Copy every line of the records below that holds the word "source".

[Collected data entries]
==============================
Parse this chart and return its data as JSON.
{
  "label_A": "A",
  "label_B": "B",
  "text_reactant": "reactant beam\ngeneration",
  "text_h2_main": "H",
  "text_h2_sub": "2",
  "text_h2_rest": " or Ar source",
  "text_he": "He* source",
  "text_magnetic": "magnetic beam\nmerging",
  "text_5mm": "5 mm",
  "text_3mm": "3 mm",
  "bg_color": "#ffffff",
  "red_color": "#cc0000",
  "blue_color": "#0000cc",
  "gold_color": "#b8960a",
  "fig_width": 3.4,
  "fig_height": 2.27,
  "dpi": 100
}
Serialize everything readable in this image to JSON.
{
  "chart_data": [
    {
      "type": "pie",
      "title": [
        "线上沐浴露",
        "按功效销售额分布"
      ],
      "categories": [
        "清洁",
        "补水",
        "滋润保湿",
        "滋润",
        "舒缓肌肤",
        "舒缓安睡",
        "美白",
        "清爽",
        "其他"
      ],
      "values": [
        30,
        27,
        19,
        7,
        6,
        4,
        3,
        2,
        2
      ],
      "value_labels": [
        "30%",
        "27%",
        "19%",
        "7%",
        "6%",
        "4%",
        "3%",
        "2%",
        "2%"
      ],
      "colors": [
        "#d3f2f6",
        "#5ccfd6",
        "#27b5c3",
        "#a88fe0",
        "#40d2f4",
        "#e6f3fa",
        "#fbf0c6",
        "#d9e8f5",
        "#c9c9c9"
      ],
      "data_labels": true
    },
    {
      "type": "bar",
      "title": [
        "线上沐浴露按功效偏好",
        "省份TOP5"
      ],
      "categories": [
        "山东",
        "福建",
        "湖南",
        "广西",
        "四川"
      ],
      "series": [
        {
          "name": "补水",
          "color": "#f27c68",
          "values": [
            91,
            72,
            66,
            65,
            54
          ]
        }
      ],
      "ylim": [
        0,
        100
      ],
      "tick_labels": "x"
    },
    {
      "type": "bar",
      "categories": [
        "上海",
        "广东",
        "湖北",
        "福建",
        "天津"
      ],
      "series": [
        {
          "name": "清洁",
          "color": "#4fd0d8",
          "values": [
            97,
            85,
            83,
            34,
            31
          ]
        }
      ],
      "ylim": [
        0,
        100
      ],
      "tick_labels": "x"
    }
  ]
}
==============================
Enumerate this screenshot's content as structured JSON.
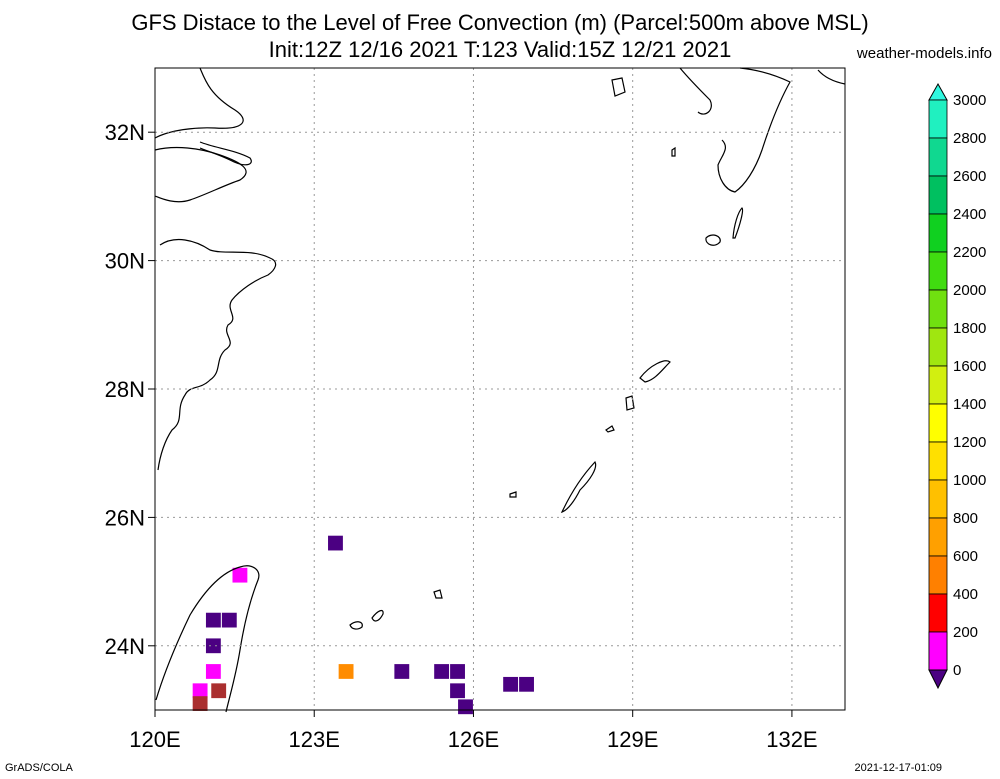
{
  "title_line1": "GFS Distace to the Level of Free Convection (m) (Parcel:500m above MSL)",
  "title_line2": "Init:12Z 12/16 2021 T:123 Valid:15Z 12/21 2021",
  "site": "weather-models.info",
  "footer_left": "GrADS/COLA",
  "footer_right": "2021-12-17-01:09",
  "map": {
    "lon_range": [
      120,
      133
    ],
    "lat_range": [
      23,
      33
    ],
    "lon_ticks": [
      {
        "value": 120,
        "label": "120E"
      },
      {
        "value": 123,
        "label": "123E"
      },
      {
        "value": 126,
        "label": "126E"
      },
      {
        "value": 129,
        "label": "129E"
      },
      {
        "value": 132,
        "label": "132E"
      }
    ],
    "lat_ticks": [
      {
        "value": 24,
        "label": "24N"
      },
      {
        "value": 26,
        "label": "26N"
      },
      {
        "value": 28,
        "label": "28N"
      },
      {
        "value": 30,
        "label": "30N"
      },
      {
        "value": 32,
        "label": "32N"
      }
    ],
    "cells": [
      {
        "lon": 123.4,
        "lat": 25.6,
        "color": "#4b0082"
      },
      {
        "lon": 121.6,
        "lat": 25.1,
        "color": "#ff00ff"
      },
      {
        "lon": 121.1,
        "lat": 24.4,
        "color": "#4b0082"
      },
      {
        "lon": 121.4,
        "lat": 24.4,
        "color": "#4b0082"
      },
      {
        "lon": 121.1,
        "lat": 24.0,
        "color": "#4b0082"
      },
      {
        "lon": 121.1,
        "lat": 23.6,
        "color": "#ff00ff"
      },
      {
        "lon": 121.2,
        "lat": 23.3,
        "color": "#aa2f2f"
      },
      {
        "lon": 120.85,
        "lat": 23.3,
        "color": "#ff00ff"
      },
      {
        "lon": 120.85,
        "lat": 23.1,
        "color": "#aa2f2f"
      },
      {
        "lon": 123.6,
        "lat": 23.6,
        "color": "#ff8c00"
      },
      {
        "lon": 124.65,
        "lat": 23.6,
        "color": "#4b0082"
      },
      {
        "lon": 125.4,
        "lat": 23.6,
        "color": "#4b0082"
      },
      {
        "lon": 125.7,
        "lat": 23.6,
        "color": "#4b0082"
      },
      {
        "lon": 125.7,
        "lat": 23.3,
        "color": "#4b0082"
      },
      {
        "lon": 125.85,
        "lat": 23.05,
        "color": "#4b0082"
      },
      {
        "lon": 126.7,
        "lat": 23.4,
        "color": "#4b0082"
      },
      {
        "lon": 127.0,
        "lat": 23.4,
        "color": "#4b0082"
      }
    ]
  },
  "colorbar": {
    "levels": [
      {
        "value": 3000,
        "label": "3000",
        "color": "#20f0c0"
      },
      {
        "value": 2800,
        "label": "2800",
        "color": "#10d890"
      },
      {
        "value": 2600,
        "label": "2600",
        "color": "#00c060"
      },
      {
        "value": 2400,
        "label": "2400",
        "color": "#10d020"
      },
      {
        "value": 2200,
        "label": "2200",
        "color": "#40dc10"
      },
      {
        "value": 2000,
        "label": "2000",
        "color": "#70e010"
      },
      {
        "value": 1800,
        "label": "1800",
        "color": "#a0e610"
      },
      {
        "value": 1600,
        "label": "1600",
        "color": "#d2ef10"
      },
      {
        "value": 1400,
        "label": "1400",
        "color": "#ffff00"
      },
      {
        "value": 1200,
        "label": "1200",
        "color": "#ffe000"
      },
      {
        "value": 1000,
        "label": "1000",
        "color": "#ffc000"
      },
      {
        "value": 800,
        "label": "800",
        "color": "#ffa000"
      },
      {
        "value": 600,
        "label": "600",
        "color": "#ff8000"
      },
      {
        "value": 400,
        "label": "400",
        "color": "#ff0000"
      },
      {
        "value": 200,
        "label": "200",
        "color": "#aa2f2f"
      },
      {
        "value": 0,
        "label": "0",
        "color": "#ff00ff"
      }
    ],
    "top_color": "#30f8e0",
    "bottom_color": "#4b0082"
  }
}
==============================
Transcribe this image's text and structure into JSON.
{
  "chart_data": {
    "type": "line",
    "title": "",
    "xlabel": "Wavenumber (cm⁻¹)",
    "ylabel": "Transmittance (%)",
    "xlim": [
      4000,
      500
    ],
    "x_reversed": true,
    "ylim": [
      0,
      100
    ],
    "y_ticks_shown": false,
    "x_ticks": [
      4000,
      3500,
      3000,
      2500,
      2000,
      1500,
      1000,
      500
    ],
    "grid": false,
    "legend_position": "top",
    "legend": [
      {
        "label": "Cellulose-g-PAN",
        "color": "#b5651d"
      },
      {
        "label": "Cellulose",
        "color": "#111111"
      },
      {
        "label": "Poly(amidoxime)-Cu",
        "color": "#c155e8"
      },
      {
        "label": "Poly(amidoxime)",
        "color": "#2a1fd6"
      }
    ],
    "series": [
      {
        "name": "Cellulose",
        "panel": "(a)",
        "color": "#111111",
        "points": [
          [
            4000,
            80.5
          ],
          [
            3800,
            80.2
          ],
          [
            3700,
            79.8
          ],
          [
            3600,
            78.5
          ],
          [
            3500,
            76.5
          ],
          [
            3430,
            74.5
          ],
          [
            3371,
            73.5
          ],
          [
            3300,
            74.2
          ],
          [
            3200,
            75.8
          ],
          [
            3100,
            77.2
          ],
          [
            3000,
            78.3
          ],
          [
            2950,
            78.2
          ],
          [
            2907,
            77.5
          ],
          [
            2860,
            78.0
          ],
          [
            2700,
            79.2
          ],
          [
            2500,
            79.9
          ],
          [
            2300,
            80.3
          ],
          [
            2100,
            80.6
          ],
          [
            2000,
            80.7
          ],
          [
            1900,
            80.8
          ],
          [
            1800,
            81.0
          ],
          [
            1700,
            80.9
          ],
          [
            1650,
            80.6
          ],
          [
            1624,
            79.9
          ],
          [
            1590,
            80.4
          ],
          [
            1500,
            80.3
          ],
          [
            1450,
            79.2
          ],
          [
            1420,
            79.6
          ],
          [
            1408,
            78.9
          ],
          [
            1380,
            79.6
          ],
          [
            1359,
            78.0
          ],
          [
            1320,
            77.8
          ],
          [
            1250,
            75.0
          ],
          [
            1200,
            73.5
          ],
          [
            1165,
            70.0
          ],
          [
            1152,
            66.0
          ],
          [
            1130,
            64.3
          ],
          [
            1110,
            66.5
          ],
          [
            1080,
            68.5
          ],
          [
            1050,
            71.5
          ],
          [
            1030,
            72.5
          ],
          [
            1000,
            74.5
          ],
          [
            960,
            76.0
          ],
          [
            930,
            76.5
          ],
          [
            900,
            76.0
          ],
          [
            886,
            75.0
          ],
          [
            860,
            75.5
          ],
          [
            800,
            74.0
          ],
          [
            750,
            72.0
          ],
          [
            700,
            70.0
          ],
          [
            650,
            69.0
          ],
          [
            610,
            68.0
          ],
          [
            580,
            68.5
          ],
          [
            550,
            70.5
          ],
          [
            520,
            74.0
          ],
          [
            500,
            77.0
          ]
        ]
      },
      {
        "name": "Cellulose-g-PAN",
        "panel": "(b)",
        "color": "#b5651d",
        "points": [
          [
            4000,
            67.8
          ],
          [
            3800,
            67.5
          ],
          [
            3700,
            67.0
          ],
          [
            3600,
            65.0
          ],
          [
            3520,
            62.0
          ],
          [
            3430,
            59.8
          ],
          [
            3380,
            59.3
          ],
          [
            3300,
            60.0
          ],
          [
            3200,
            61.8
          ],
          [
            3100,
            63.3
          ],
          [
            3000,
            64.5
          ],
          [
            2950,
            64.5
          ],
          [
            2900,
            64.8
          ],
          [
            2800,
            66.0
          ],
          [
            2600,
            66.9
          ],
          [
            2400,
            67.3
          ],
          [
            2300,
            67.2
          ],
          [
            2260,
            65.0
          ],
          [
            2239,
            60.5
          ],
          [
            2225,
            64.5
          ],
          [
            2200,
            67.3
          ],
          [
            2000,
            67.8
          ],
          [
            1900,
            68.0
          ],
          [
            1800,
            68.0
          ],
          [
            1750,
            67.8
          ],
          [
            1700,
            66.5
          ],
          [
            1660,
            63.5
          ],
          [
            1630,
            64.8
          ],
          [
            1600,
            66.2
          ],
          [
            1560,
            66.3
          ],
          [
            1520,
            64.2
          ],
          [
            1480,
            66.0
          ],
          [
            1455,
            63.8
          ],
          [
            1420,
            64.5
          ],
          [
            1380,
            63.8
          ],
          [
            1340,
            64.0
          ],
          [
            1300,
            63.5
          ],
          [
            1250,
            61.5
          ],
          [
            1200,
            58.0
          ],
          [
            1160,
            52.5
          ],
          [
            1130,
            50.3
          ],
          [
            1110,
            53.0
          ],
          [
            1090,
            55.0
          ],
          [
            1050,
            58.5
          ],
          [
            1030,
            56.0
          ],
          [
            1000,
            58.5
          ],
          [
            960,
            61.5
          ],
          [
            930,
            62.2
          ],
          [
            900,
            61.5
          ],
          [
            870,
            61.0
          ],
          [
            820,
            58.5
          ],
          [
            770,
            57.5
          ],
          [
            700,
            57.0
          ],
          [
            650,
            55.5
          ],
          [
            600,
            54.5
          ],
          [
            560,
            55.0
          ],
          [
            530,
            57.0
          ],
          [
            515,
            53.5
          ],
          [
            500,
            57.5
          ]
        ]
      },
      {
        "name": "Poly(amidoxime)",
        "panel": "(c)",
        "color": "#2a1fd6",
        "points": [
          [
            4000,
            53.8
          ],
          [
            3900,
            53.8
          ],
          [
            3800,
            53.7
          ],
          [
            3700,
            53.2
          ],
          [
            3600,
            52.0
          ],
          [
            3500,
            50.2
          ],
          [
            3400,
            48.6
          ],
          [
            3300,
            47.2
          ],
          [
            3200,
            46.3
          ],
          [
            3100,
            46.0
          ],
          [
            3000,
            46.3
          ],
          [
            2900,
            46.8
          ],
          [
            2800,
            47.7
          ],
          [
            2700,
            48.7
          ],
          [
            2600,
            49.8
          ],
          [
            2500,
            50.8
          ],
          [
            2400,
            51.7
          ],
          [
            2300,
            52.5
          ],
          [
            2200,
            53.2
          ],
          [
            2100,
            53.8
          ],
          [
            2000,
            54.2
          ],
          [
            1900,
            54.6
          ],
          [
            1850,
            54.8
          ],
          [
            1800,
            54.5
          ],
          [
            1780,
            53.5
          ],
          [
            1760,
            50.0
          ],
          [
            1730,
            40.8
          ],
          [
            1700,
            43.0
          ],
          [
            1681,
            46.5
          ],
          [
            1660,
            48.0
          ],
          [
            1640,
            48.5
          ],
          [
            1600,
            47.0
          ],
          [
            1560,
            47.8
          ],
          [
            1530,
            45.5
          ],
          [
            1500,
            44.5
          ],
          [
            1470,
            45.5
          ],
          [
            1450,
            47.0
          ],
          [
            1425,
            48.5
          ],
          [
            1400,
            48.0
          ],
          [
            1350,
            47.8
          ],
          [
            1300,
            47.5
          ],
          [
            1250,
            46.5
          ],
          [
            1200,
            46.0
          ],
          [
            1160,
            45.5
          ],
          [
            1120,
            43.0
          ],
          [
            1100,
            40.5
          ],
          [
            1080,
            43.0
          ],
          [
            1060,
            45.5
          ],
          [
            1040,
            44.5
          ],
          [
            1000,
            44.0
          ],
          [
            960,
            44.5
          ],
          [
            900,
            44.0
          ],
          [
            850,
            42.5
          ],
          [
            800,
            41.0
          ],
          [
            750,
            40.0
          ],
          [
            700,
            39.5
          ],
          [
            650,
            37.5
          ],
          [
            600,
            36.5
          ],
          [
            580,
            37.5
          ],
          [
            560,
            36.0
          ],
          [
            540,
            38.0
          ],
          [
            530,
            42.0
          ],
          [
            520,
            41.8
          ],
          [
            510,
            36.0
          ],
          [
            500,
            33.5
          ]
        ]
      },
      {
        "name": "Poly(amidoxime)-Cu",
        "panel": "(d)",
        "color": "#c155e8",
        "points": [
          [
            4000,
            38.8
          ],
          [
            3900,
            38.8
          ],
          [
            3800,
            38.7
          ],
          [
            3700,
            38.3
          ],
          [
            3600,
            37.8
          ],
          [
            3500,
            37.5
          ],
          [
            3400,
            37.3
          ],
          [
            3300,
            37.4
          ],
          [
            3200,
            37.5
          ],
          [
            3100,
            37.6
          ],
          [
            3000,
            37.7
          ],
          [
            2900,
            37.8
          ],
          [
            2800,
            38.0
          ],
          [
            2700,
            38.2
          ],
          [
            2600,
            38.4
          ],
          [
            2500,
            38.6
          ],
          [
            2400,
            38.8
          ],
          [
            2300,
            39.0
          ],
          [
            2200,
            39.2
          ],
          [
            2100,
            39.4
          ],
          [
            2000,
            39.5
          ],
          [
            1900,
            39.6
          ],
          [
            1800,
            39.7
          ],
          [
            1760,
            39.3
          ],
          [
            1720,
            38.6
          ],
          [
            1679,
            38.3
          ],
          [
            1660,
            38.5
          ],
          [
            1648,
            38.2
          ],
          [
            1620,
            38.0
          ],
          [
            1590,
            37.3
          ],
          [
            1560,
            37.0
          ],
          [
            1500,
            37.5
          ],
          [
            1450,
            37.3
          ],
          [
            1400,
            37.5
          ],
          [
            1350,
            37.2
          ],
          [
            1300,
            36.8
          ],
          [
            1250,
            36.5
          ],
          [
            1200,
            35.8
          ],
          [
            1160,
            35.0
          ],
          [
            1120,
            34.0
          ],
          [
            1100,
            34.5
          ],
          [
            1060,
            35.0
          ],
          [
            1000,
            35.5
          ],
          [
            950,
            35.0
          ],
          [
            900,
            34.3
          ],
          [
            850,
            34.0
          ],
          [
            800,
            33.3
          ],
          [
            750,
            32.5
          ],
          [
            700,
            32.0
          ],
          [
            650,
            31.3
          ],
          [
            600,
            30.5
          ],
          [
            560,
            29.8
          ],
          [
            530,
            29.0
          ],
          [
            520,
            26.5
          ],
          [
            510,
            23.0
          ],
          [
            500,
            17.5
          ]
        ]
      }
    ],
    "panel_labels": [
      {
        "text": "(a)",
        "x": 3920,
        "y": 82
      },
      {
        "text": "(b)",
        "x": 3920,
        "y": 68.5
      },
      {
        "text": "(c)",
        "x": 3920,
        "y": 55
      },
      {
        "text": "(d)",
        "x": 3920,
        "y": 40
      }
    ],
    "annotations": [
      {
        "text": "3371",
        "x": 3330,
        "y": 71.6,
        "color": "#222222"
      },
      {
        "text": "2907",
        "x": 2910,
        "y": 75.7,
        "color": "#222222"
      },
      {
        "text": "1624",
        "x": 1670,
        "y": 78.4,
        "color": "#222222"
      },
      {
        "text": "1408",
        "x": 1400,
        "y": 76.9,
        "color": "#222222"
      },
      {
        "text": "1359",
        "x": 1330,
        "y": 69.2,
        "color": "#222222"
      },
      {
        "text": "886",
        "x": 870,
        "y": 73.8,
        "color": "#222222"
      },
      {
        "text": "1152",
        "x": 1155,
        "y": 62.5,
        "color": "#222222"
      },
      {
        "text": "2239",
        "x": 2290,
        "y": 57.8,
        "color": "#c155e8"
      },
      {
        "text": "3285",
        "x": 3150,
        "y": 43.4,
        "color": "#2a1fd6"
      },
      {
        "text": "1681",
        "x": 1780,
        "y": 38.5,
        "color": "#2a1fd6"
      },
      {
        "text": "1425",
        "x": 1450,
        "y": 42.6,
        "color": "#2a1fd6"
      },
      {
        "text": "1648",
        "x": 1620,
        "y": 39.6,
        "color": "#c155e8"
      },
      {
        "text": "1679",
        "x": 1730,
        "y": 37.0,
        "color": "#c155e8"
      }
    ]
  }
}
==============================
[Complete answer]:
  "text_h2_rest": " or Ar source",
  "text_he": "He* source",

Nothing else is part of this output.